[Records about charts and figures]
◇ ◇ ◇ ◇ ◇ ◇ ◇

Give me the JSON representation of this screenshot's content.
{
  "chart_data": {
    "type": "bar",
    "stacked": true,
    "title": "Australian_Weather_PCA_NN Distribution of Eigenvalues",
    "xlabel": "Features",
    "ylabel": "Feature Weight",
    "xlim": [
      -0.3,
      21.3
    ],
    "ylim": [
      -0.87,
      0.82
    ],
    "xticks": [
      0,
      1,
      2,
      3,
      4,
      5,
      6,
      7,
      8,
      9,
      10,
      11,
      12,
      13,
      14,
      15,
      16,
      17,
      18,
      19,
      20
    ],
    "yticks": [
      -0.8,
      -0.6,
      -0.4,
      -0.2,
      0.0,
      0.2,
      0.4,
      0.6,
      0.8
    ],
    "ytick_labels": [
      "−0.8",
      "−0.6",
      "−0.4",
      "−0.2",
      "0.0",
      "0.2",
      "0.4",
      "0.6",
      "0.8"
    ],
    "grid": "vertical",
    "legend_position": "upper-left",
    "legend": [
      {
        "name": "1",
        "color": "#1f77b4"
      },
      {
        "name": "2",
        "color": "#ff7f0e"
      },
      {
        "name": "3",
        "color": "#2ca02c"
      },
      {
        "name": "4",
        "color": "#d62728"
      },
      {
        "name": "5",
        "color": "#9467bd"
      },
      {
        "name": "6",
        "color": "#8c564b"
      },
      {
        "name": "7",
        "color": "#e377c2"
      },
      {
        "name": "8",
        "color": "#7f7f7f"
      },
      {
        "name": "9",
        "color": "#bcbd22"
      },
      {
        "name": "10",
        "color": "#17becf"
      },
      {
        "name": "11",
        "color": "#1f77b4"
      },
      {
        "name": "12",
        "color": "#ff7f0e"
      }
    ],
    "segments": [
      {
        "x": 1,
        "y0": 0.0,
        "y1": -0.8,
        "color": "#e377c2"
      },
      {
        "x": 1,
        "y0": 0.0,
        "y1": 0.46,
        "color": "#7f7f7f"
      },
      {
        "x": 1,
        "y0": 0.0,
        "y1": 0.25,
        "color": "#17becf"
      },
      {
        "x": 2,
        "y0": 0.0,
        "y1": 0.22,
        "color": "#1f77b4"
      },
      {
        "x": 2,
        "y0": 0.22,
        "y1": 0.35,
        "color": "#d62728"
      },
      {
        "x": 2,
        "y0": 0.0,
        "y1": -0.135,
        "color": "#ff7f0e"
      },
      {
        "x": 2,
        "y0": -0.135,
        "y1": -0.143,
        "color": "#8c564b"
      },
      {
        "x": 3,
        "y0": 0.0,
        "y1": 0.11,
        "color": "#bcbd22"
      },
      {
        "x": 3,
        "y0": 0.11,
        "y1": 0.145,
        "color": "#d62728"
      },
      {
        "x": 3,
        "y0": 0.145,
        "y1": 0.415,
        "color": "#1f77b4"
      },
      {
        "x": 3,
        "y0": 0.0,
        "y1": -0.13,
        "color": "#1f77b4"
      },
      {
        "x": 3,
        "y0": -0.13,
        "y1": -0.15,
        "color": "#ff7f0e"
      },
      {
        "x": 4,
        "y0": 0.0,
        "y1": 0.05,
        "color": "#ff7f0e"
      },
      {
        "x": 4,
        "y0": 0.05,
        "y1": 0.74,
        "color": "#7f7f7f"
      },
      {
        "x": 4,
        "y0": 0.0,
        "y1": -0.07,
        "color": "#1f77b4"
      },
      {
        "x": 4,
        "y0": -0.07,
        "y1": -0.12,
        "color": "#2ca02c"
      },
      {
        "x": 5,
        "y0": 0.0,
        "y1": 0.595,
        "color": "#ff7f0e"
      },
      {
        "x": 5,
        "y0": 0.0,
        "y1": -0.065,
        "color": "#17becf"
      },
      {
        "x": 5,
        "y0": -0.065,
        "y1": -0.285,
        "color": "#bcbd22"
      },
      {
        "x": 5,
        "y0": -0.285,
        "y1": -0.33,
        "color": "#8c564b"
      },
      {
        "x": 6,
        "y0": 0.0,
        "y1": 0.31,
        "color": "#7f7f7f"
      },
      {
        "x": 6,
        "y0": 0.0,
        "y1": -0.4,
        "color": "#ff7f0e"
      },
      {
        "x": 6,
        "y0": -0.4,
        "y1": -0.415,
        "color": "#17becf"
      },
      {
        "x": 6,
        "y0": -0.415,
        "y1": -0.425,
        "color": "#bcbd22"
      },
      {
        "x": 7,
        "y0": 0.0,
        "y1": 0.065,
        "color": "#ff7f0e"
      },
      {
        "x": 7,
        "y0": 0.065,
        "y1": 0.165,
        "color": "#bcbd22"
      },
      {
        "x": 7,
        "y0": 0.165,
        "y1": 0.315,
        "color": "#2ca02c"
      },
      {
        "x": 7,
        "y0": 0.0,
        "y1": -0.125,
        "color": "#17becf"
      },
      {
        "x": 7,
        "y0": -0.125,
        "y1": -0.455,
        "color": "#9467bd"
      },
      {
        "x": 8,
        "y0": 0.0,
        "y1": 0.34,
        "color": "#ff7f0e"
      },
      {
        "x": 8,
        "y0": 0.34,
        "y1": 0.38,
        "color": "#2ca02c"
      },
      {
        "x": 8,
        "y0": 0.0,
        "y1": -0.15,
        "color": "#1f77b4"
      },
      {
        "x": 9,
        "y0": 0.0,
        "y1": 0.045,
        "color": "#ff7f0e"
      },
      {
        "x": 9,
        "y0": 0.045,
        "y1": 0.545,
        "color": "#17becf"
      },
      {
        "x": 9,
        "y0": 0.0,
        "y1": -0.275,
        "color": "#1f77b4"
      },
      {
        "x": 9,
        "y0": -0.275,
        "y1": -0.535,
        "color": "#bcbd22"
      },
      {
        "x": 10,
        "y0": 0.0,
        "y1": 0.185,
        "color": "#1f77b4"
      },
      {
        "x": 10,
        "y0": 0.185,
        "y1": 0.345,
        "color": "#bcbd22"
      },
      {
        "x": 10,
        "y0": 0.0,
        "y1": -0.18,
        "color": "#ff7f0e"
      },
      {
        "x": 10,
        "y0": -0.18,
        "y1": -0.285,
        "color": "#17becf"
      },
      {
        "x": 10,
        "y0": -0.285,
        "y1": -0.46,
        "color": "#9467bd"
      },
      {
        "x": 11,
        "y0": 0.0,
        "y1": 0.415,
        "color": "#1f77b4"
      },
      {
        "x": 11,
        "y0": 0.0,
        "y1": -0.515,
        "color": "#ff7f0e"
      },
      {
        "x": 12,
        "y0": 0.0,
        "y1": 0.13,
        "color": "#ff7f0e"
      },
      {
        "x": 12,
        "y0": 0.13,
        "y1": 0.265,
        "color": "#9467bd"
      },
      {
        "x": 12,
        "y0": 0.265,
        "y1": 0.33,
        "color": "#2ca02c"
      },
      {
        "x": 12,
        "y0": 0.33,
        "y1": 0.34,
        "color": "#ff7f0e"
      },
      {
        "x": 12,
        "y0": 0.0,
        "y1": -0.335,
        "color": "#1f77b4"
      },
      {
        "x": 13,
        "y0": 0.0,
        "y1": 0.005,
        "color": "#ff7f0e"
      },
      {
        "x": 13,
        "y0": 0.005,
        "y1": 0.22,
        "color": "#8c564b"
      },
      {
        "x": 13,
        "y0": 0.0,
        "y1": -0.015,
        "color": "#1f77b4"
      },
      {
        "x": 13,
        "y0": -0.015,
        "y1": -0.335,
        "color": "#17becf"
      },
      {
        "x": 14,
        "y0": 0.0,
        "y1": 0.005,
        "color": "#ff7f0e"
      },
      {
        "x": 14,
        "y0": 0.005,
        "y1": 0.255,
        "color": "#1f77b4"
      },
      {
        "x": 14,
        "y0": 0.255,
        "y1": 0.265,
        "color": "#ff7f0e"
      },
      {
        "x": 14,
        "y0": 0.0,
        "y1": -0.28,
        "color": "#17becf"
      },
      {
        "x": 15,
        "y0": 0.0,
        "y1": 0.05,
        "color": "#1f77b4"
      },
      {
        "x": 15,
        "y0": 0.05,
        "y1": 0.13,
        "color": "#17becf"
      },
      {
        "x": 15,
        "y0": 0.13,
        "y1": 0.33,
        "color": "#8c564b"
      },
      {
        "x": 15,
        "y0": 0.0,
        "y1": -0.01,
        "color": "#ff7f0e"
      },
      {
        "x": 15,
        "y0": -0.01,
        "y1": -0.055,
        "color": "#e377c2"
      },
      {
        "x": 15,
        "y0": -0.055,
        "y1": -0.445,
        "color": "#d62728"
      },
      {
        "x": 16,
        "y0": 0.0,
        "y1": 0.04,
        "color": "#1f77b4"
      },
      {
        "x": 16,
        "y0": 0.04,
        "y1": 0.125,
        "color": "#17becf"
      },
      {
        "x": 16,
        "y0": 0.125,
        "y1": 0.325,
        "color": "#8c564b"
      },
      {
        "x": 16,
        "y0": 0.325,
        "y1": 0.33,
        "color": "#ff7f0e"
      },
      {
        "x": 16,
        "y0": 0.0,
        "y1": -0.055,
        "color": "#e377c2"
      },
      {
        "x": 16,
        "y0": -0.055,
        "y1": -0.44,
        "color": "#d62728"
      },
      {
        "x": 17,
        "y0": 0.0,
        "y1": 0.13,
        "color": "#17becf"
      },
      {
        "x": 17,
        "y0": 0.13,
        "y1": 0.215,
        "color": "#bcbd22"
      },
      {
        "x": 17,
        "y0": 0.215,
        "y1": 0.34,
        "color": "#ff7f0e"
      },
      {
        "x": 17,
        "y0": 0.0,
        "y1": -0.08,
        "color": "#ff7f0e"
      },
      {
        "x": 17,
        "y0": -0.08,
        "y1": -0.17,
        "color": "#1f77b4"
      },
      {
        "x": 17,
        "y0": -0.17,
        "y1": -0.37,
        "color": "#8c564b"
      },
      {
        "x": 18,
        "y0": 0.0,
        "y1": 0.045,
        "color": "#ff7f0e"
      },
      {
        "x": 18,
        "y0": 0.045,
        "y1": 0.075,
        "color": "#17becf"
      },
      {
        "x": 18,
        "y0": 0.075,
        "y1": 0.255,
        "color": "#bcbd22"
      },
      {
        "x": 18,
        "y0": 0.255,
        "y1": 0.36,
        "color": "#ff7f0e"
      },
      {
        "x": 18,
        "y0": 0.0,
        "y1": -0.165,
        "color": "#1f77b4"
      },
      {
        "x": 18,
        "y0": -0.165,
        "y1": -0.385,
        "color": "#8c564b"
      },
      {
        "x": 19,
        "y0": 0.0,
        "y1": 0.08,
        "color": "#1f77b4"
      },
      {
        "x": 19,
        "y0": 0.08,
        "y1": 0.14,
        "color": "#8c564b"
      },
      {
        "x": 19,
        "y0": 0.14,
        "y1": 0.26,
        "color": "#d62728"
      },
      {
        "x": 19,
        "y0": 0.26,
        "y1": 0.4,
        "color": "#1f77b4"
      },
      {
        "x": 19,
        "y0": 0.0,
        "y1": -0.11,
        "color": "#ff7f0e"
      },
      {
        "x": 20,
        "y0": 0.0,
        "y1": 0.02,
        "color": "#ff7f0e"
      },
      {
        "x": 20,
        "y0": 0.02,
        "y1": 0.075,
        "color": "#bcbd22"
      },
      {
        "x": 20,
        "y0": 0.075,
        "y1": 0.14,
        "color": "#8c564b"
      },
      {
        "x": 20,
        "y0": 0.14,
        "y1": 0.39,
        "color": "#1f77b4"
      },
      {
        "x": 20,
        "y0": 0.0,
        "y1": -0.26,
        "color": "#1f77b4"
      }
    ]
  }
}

◇ ◇ ◇ ◇ ◇ ◇ ◇

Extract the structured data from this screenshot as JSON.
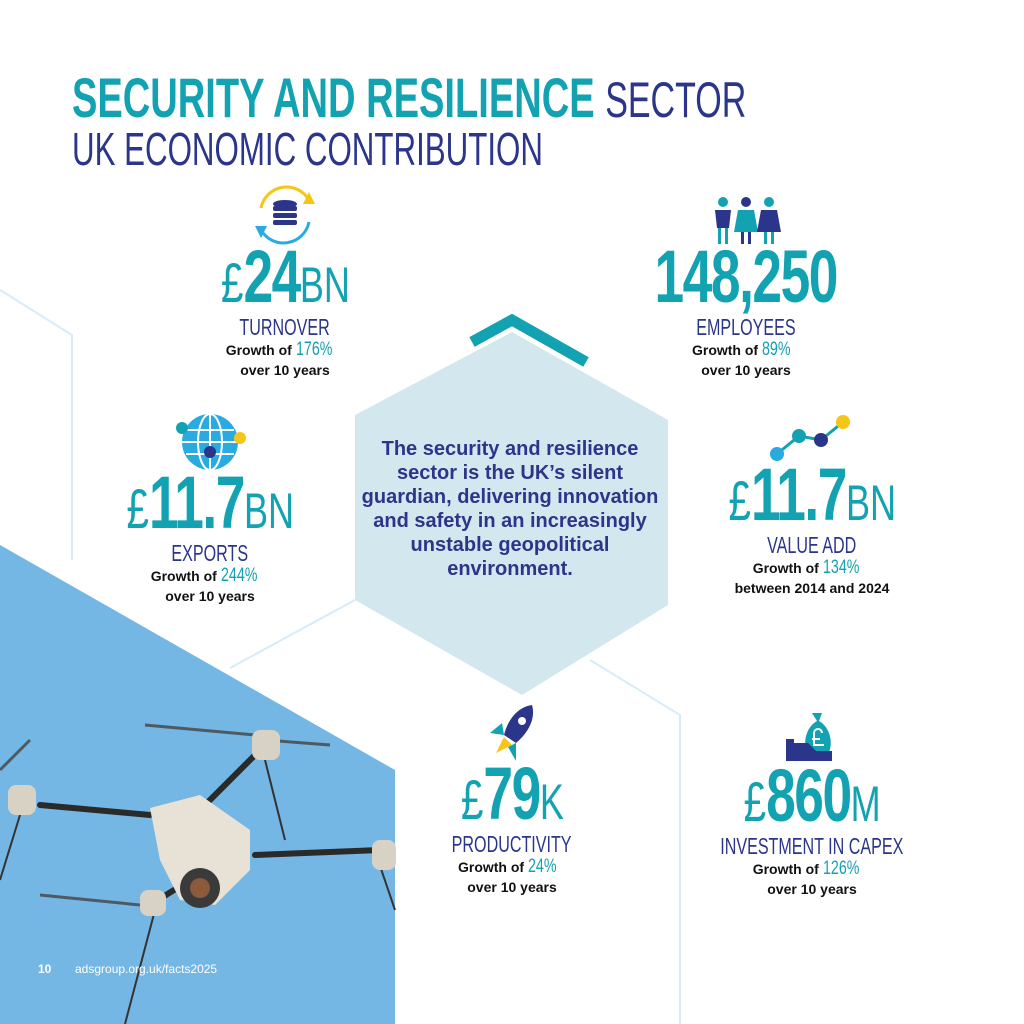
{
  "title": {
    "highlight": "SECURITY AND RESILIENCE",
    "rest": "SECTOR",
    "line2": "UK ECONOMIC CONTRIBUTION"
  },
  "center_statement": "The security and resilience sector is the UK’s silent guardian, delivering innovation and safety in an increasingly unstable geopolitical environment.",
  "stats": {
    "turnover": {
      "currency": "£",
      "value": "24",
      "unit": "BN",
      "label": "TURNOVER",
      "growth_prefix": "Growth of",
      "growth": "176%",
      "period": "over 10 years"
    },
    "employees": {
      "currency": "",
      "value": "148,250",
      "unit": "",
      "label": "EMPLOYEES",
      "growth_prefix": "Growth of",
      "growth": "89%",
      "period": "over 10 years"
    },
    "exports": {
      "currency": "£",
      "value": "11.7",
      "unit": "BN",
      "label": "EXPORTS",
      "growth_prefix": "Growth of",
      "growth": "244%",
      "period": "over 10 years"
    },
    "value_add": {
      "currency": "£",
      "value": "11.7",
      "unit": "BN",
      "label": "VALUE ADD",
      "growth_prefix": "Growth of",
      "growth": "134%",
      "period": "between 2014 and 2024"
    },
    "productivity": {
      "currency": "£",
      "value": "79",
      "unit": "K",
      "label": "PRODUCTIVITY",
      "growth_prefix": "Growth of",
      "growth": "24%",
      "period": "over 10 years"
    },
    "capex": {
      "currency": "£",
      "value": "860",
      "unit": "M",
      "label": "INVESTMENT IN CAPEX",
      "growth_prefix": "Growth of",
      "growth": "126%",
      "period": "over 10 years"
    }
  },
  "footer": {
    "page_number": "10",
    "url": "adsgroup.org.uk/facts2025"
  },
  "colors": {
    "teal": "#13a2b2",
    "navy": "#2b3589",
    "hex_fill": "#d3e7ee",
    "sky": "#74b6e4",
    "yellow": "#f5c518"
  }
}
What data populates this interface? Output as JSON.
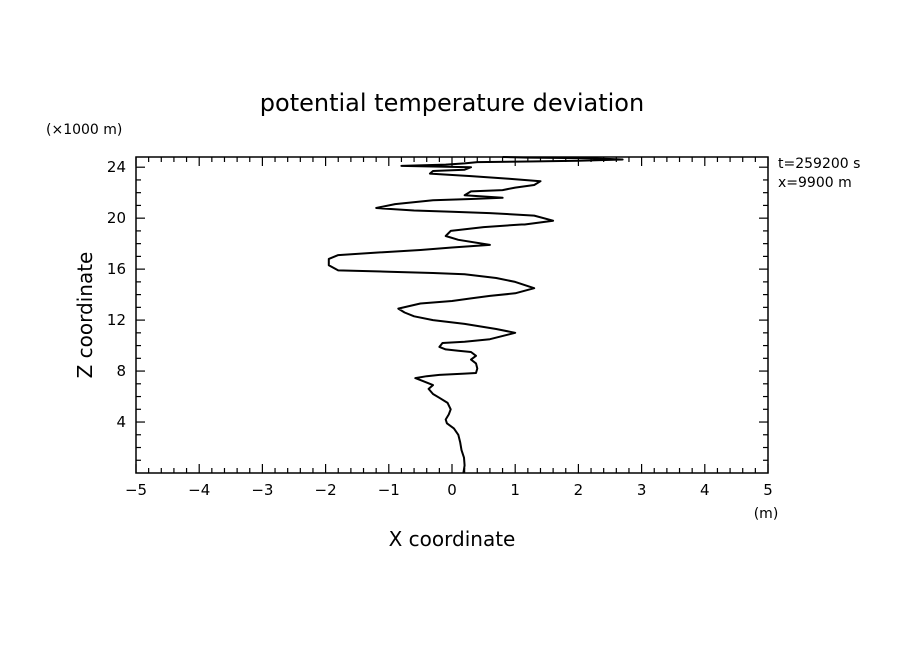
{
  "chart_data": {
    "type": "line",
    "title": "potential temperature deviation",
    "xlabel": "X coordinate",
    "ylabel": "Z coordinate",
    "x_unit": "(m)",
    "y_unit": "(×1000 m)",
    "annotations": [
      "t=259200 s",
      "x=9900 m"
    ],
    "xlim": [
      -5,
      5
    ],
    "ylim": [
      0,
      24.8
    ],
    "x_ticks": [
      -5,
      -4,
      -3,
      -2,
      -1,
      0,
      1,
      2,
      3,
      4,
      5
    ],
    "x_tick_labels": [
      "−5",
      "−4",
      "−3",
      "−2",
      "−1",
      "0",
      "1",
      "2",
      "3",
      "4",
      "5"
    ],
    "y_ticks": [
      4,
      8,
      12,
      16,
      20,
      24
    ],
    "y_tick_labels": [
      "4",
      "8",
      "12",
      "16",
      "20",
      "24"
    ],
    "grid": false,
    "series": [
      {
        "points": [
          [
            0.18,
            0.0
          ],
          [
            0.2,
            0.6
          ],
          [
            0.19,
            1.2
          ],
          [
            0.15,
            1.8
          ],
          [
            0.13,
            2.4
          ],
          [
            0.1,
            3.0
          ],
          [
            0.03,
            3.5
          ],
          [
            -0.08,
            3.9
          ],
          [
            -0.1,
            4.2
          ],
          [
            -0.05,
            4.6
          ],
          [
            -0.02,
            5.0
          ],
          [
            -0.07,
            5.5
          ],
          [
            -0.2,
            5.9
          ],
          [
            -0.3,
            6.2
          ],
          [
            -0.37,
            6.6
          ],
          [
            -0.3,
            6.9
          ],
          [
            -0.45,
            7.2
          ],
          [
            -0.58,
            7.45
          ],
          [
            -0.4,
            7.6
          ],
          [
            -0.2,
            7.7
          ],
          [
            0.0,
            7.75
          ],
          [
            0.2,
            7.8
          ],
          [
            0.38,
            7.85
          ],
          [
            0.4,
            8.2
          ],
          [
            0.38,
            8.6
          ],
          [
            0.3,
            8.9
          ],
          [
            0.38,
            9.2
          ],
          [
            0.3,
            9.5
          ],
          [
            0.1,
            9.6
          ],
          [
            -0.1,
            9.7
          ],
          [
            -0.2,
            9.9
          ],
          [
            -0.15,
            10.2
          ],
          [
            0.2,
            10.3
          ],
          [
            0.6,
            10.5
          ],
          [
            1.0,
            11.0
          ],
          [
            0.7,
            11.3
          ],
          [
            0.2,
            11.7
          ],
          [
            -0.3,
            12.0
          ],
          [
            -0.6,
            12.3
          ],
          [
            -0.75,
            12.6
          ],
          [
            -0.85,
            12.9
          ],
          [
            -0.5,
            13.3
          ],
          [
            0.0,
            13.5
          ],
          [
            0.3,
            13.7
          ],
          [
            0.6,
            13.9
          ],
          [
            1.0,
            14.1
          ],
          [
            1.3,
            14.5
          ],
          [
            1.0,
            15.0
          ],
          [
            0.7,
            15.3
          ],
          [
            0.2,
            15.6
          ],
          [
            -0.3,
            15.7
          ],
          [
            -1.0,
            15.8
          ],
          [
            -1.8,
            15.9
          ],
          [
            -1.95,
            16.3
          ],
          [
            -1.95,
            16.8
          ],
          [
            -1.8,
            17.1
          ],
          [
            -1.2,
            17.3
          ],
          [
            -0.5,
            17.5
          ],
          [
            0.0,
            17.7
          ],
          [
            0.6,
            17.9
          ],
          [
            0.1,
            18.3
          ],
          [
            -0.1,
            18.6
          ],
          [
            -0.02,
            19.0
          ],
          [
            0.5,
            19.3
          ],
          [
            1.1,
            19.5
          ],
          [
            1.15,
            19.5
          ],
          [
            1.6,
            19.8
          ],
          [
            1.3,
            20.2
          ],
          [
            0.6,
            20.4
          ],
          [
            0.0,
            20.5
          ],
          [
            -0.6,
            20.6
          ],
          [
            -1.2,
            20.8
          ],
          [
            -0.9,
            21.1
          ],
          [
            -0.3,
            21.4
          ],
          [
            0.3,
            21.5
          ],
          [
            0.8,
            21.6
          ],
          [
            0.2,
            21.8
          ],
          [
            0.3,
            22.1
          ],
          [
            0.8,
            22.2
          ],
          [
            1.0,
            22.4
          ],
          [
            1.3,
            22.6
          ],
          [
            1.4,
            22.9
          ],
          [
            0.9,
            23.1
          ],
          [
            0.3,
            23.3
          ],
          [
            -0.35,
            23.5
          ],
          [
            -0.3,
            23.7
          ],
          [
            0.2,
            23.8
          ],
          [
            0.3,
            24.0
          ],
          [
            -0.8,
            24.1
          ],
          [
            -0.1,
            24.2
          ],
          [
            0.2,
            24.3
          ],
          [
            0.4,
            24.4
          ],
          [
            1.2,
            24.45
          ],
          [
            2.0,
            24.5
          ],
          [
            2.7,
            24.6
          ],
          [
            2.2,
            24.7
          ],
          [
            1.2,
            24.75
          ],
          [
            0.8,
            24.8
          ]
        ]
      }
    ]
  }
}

◇ ◇ ◇ ◇ ◇ ◇ ◇

• [Written request]
Look through the lines above and collect those with the word "this".

• [Reply to the task]
Give me the JSON representation of this screenshot's content.
Extract the structured data from this screenshot as JSON.
What data populates this interface? Output as JSON.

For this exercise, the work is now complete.